What the task requires: Below are records; count the lines in them that hold "папка" and give only the count.

Records provided:
--------------------

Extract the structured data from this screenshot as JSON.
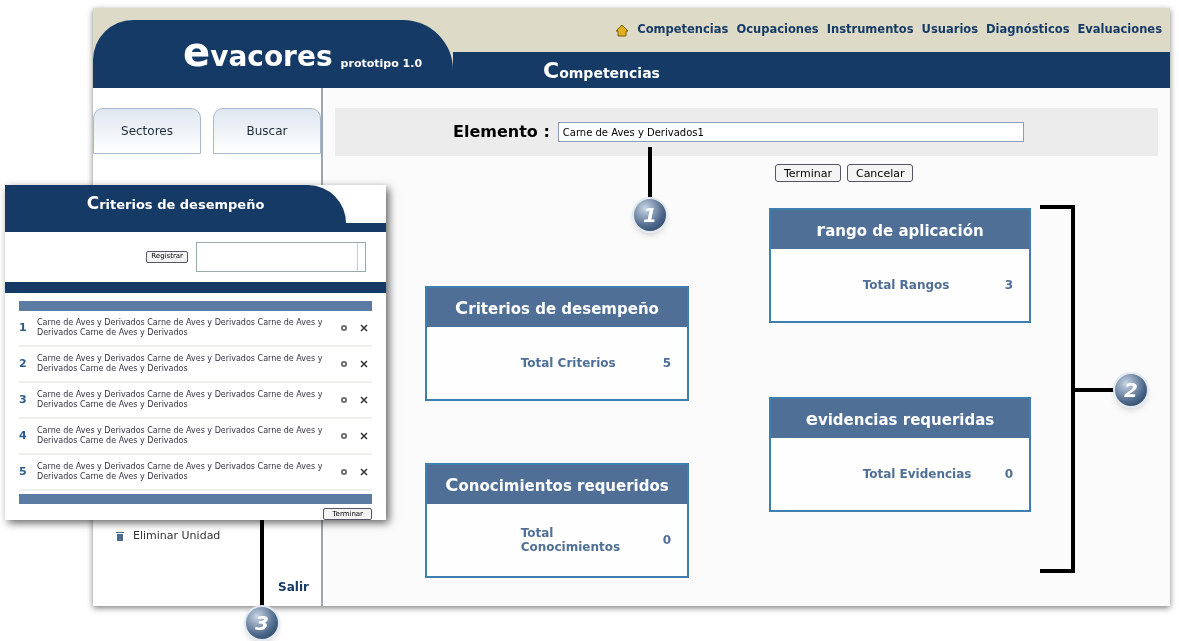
{
  "header": {
    "logo": "evacores",
    "version": "prototipo 1.0",
    "nav": [
      "Competencias",
      "Ocupaciones",
      "Instrumentos",
      "Usuarios",
      "Diagnósticos",
      "Evaluaciones"
    ],
    "section": "Competencias"
  },
  "sidebar": {
    "tabs": [
      "Sectores",
      "Buscar"
    ],
    "items": [
      "Eliminar Unidad"
    ],
    "exit": "Salir"
  },
  "form": {
    "label": "Elemento :",
    "value": "Carne de Aves y Derivados1",
    "buttons": [
      "Terminar",
      "Cancelar"
    ]
  },
  "left_panels": [
    {
      "title": "Criterios de desempeño",
      "label": "Total Criterios",
      "value": "5"
    },
    {
      "title": "Conocimientos requeridos",
      "label": "Total Conocimientos",
      "value": "0"
    }
  ],
  "right_panels": [
    {
      "title": "rango de aplicación",
      "label": "Total Rangos",
      "value": "3"
    },
    {
      "title": "evidencias requeridas",
      "label": "Total Evidencias",
      "value": "0"
    }
  ],
  "popup": {
    "title": "Criterios de desempeño",
    "register": "Registrar",
    "finish": "Terminar",
    "rows": [
      {
        "number": "1",
        "text": "Carne de Aves y Derivados Carne de Aves y Derivados Carne de Aves y Derivados Carne de Aves y Derivados"
      },
      {
        "number": "2",
        "text": "Carne de Aves y Derivados Carne de Aves y Derivados Carne de Aves y Derivados Carne de Aves y Derivados"
      },
      {
        "number": "3",
        "text": "Carne de Aves y Derivados Carne de Aves y Derivados Carne de Aves y Derivados Carne de Aves y Derivados"
      },
      {
        "number": "4",
        "text": "Carne de Aves y Derivados Carne de Aves y Derivados Carne de Aves y Derivados Carne de Aves y Derivados"
      },
      {
        "number": "5",
        "text": "Carne de Aves y Derivados Carne de Aves y Derivados Carne de Aves y Derivados Carne de Aves y Derivados"
      }
    ]
  },
  "callouts": [
    "1",
    "2",
    "3"
  ]
}
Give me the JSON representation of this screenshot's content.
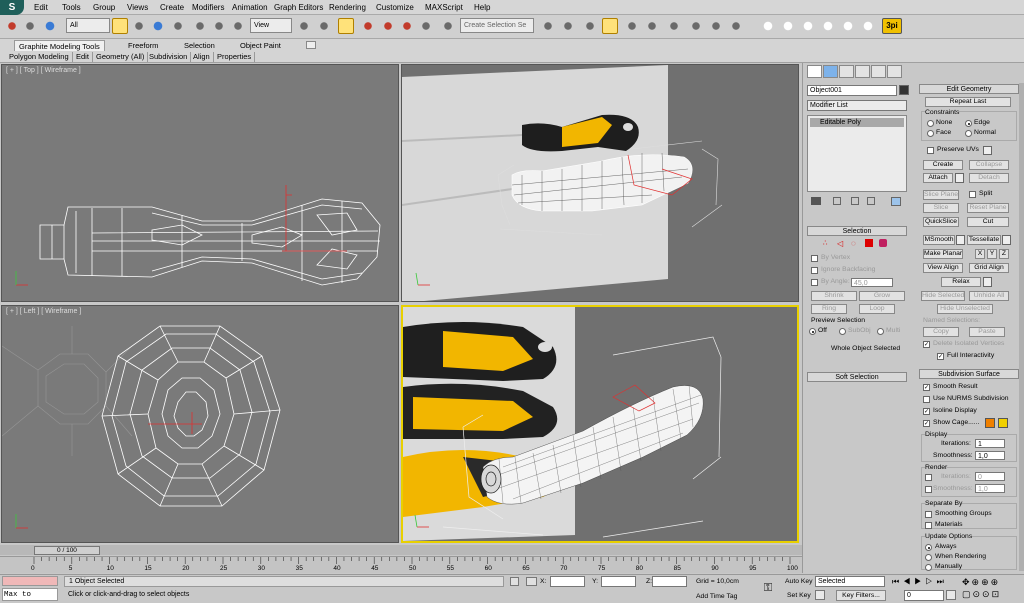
{
  "menu": [
    "Edit",
    "Tools",
    "Group",
    "Views",
    "Create",
    "Modifiers",
    "Animation",
    "Graph Editors",
    "Rendering",
    "Customize",
    "MAXScript",
    "Help"
  ],
  "toolbar": {
    "selection_filter": "All",
    "ref_coord": "View",
    "named_selection_placeholder": "Create Selection Se",
    "plugin_label": "3pi"
  },
  "ribbon": {
    "tabs": [
      "Graphite Modeling Tools",
      "Freeform",
      "Selection",
      "Object Paint"
    ],
    "subtabs": [
      "Polygon Modeling",
      "Edit",
      "Geometry (All)",
      "Subdivision",
      "Align",
      "Properties"
    ]
  },
  "viewports": {
    "top": "[ + ] [ Top ] [ Wireframe ]",
    "persp": "",
    "left": "[ + ] [ Left ] [ Wireframe ]",
    "persp2": ""
  },
  "command_panel": {
    "object_name": "Object001",
    "modifier_list": "Modifier List",
    "stack_item": "Editable Poly",
    "selection": {
      "title": "Selection",
      "by_vertex": "By Vertex",
      "ignore_backfacing": "Ignore Backfacing",
      "by_angle": "By Angle:",
      "angle_value": "45,0",
      "shrink": "Shrink",
      "grow": "Grow",
      "ring": "Ring",
      "loop": "Loop",
      "preview": "Preview Selection",
      "off": "Off",
      "subobj": "SubObj",
      "multi": "Multi",
      "whole": "Whole Object Selected"
    },
    "soft_selection": "Soft Selection",
    "edit_geometry": {
      "title": "Edit Geometry",
      "repeat_last": "Repeat Last",
      "constraints": "Constraints",
      "none": "None",
      "edge": "Edge",
      "face": "Face",
      "normal": "Normal",
      "preserve_uvs": "Preserve UVs",
      "create": "Create",
      "collapse": "Collapse",
      "attach": "Attach",
      "detach": "Detach",
      "slice_plane": "Slice Plane",
      "split": "Split",
      "slice": "Slice",
      "reset_plane": "Reset Plane",
      "quickslice": "QuickSlice",
      "cut": "Cut",
      "msmooth": "MSmooth",
      "tessellate": "Tessellate",
      "make_planar": "Make Planar",
      "x": "X",
      "y": "Y",
      "z": "Z",
      "view_align": "View Align",
      "grid_align": "Grid Align",
      "relax": "Relax",
      "hide_selected": "Hide Selected",
      "unhide_all": "Unhide All",
      "hide_unselected": "Hide Unselected",
      "named_selections": "Named Selections:",
      "copy": "Copy",
      "paste": "Paste",
      "delete_isolated": "Delete Isolated Vertices",
      "full_interactivity": "Full Interactivity"
    },
    "subdivision": {
      "title": "Subdivision Surface",
      "smooth_result": "Smooth Result",
      "use_nurms": "Use NURMS Subdivision",
      "isoline": "Isoline Display",
      "show_cage": "Show Cage......",
      "display": "Display",
      "iterations": "Iterations:",
      "iter_val": "1",
      "smoothness": "Smoothness:",
      "smooth_val": "1,0",
      "render": "Render",
      "r_iterations": "Iterations:",
      "r_iter_val": "0",
      "r_smoothness": "Smoothness:",
      "r_smooth_val": "1,0",
      "separate_by": "Separate By",
      "smoothing_groups": "Smoothing Groups",
      "materials": "Materials",
      "update_options": "Update Options",
      "always": "Always",
      "when_rendering": "When Rendering",
      "manually": "Manually"
    }
  },
  "timeline": {
    "slider": "0 / 100",
    "ticks": [
      "0",
      "5",
      "10",
      "15",
      "20",
      "25",
      "30",
      "35",
      "40",
      "45",
      "50",
      "55",
      "60",
      "65",
      "70",
      "75",
      "80",
      "85",
      "90",
      "95",
      "100"
    ]
  },
  "status": {
    "script_listener": "Max to Physc",
    "objects_selected": "1 Object Selected",
    "prompt": "Click or click-and-drag to select objects",
    "x_label": "X:",
    "y_label": "Y:",
    "z_label": "Z:",
    "grid": "Grid = 10,0cm",
    "add_time_tag": "Add Time Tag",
    "auto_key": "Auto Key",
    "set_key": "Set Key",
    "selected": "Selected",
    "key_filters": "Key Filters...",
    "frame": "0"
  },
  "colors": {
    "viewport_bg": "#7a7a7a",
    "active_border": "#e8d000",
    "cage_orange": "#f08000",
    "cage_yellow": "#f0d000",
    "handle_yellow": "#f2b600"
  }
}
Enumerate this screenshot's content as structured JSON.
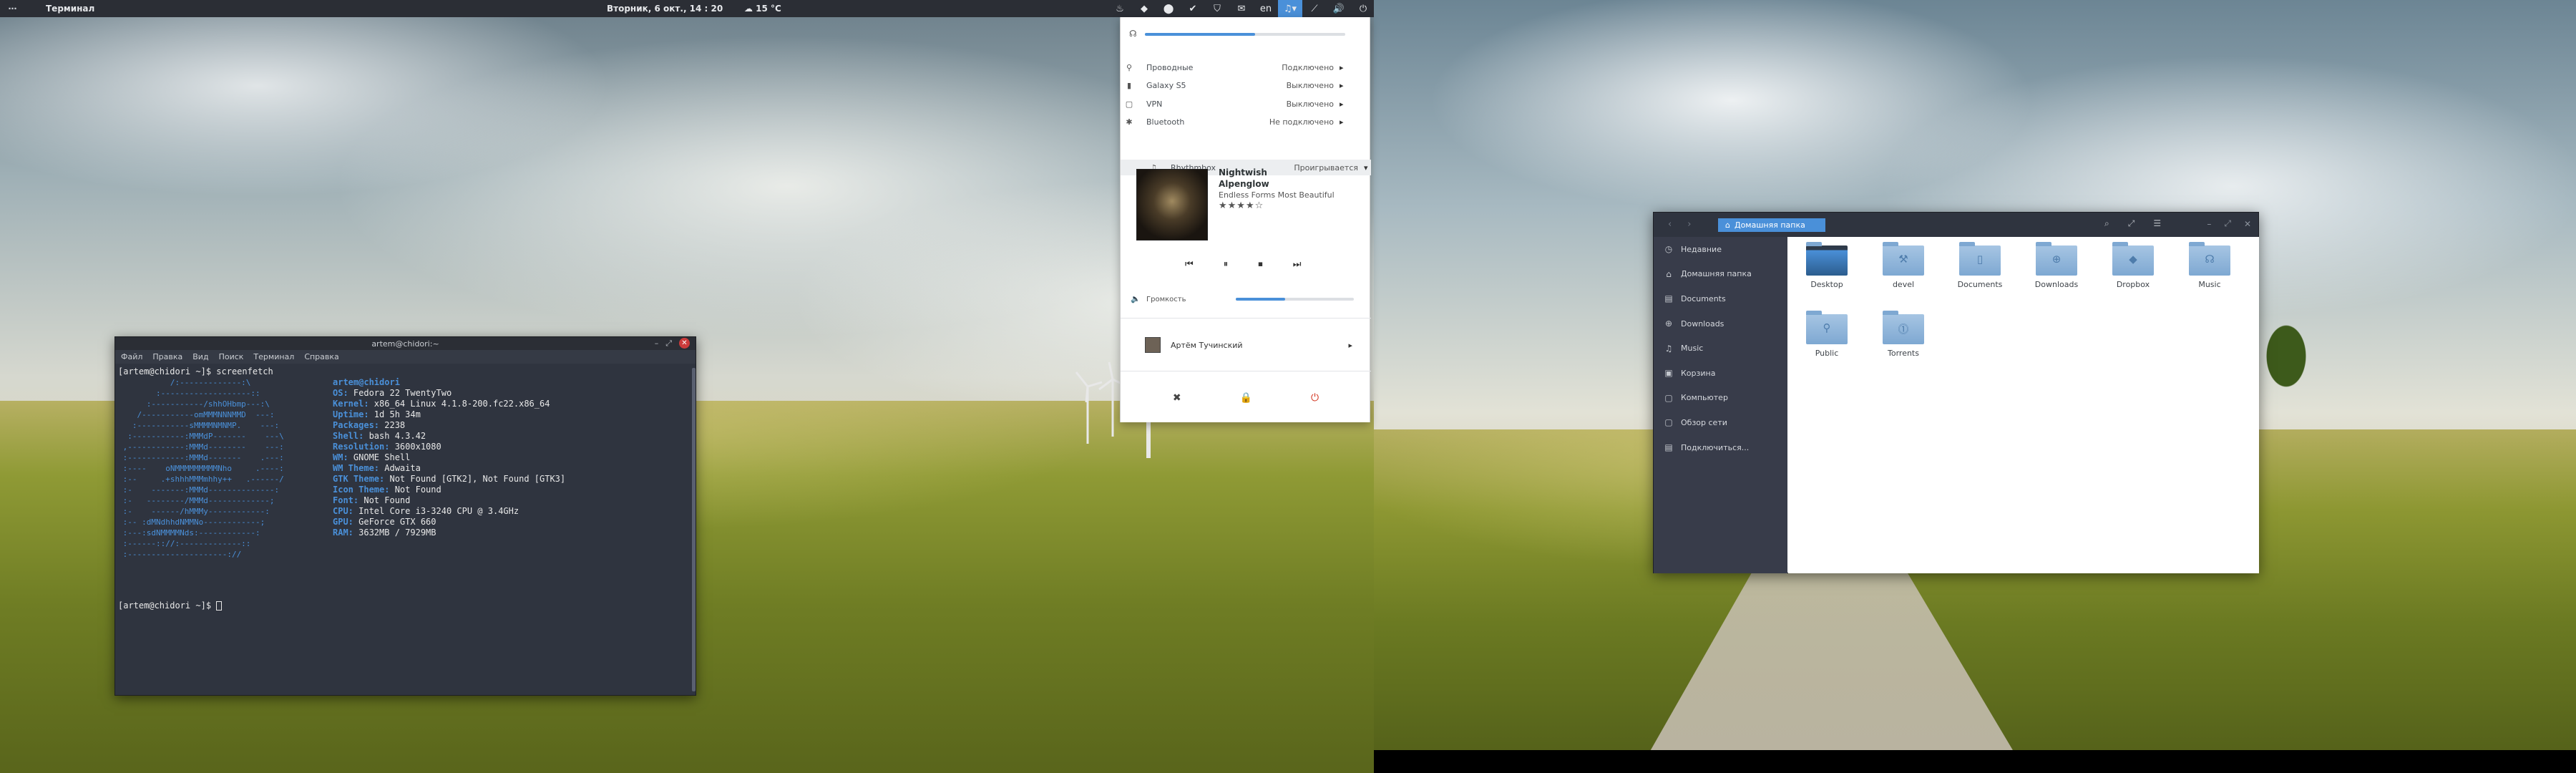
{
  "top_panel": {
    "activities": "⋯",
    "app_name": "Терминал",
    "clock": "Вторник, 6 окт., 14 : 20",
    "weather": "☁ 15 °C",
    "tray": [
      {
        "icon": "steam-icon",
        "glyph": "♨"
      },
      {
        "icon": "chat-icon",
        "glyph": "◆"
      },
      {
        "icon": "android-icon",
        "glyph": "⬤"
      },
      {
        "icon": "sync-icon",
        "glyph": "✔"
      },
      {
        "icon": "pocket-icon",
        "glyph": "⛉"
      },
      {
        "icon": "mail-icon",
        "glyph": "✉"
      },
      {
        "icon": "keyboard-layout-label",
        "glyph": "en"
      },
      {
        "icon": "music-note-icon",
        "glyph": "♫▾"
      },
      {
        "icon": "wifi-icon",
        "glyph": "⟋"
      },
      {
        "icon": "volume-icon",
        "glyph": "🔊"
      },
      {
        "icon": "power-icon",
        "glyph": "⏻"
      }
    ],
    "accent": "#4a90d9"
  },
  "terminal": {
    "title": "artem@chidori:~",
    "controls": [
      "–",
      "⤢",
      "✕"
    ],
    "menu": [
      "Файл",
      "Правка",
      "Вид",
      "Поиск",
      "Терминал",
      "Справка"
    ],
    "first_prompt": "[artem@chidori ~]$ screenfetch",
    "logo": "           /:-------------:\\\n        :-------------------::\n      :-----------/shhOHbmp---:\\\n    /-----------omMMMNNNMMD  ---:\n   :-----------sMMMMNMNMP.    ---:\n  :-----------:MMMdP-------    ---\\\n ,------------:MMMd--------    ---:\n :------------:MMMd-------    .---:\n :----    oNMMMMMMMMMNho     .----:\n :--     .+shhhMMMmhhy++   .------/\n :-    -------:MMMd--------------:\n :-   --------/MMMd-------------;\n :-    ------/hMMMy------------:\n :-- :dMNdhhdNMMNo------------;\n :---:sdNMMMMNds:------------:\n :------:://:-------------::\n :---------------------://",
    "info": [
      {
        "k": "artem@chidori",
        "v": ""
      },
      {
        "k": "OS:",
        "v": " Fedora 22 TwentyTwo"
      },
      {
        "k": "Kernel:",
        "v": " x86_64 Linux 4.1.8-200.fc22.x86_64"
      },
      {
        "k": "Uptime:",
        "v": " 1d 5h 34m"
      },
      {
        "k": "Packages:",
        "v": " 2238"
      },
      {
        "k": "Shell:",
        "v": " bash 4.3.42"
      },
      {
        "k": "Resolution:",
        "v": " 3600x1080"
      },
      {
        "k": "WM:",
        "v": " GNOME Shell"
      },
      {
        "k": "WM Theme:",
        "v": " Adwaita"
      },
      {
        "k": "GTK Theme:",
        "v": " Not Found [GTK2], Not Found [GTK3]"
      },
      {
        "k": "Icon Theme:",
        "v": " Not Found"
      },
      {
        "k": "Font:",
        "v": " Not Found"
      },
      {
        "k": "CPU:",
        "v": " Intel Core i3-3240 CPU @ 3.4GHz"
      },
      {
        "k": "GPU:",
        "v": " GeForce GTX 660"
      },
      {
        "k": "RAM:",
        "v": " 3632MB / 7929MB"
      }
    ],
    "last_prompt": "[artem@chidori ~]$ "
  },
  "system_menu": {
    "top_volume_level": 0.55,
    "network": [
      {
        "icon": "wired-icon",
        "label": "Проводные",
        "value": "Подключено"
      },
      {
        "icon": "phone-icon",
        "label": "Galaxy S5",
        "value": "Выключено"
      },
      {
        "icon": "vpn-icon",
        "label": "VPN",
        "value": "Выключено"
      },
      {
        "icon": "bluetooth-icon",
        "label": "Bluetooth",
        "value": "Не подключено"
      }
    ],
    "player": {
      "label": "Rhythmbox",
      "status": "Проигрывается",
      "track": "Nightwish",
      "artist": "Alpenglow",
      "album": "Endless Forms Most Beautiful",
      "rating": "★★★★☆",
      "rating_value": 4,
      "controls": [
        "⏮",
        "⏸",
        "⏹",
        "⏭"
      ]
    },
    "volume_label": "Громкость",
    "volume_level": 0.42,
    "user": "Артём Тучинский",
    "actions": [
      "settings-icon",
      "lock-icon",
      "power-off-icon"
    ],
    "action_glyphs": [
      "✖",
      "🔒",
      "⏻"
    ]
  },
  "files": {
    "nav": [
      "‹",
      "›"
    ],
    "location": "Домашняя папка",
    "tools": [
      "⌕",
      "⤢",
      "☰"
    ],
    "window_controls": [
      "–",
      "⤢",
      "✕"
    ],
    "sidebar": [
      {
        "icon": "clock-icon",
        "glyph": "◷",
        "label": "Недавние"
      },
      {
        "icon": "home-icon",
        "glyph": "⌂",
        "label": "Домашняя папка"
      },
      {
        "icon": "documents-icon",
        "glyph": "▤",
        "label": "Documents"
      },
      {
        "icon": "downloads-icon",
        "glyph": "⊕",
        "label": "Downloads"
      },
      {
        "icon": "music-icon",
        "glyph": "♫",
        "label": "Music"
      },
      {
        "icon": "trash-icon",
        "glyph": "▣",
        "label": "Корзина"
      },
      {
        "icon": "computer-icon",
        "glyph": "▢",
        "label": "Компьютер"
      },
      {
        "icon": "network-icon",
        "glyph": "▢",
        "label": "Обзор сети"
      },
      {
        "icon": "server-icon",
        "glyph": "▤",
        "label": "Подключиться..."
      }
    ],
    "folders": [
      {
        "name": "Desktop",
        "glyph": "",
        "icon": "desktop-folder-icon"
      },
      {
        "name": "devel",
        "glyph": "⚒",
        "icon": "devel-folder-icon"
      },
      {
        "name": "Documents",
        "glyph": "▯",
        "icon": "documents-folder-icon"
      },
      {
        "name": "Downloads",
        "glyph": "⊕",
        "icon": "downloads-folder-icon"
      },
      {
        "name": "Dropbox",
        "glyph": "◆",
        "icon": "dropbox-folder-icon"
      },
      {
        "name": "Music",
        "glyph": "☊",
        "icon": "music-folder-icon"
      },
      {
        "name": "Public",
        "glyph": "⚲",
        "icon": "public-folder-icon"
      },
      {
        "name": "Torrents",
        "glyph": "⓵",
        "icon": "torrents-folder-icon"
      }
    ]
  }
}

--------------------

Correct response: 2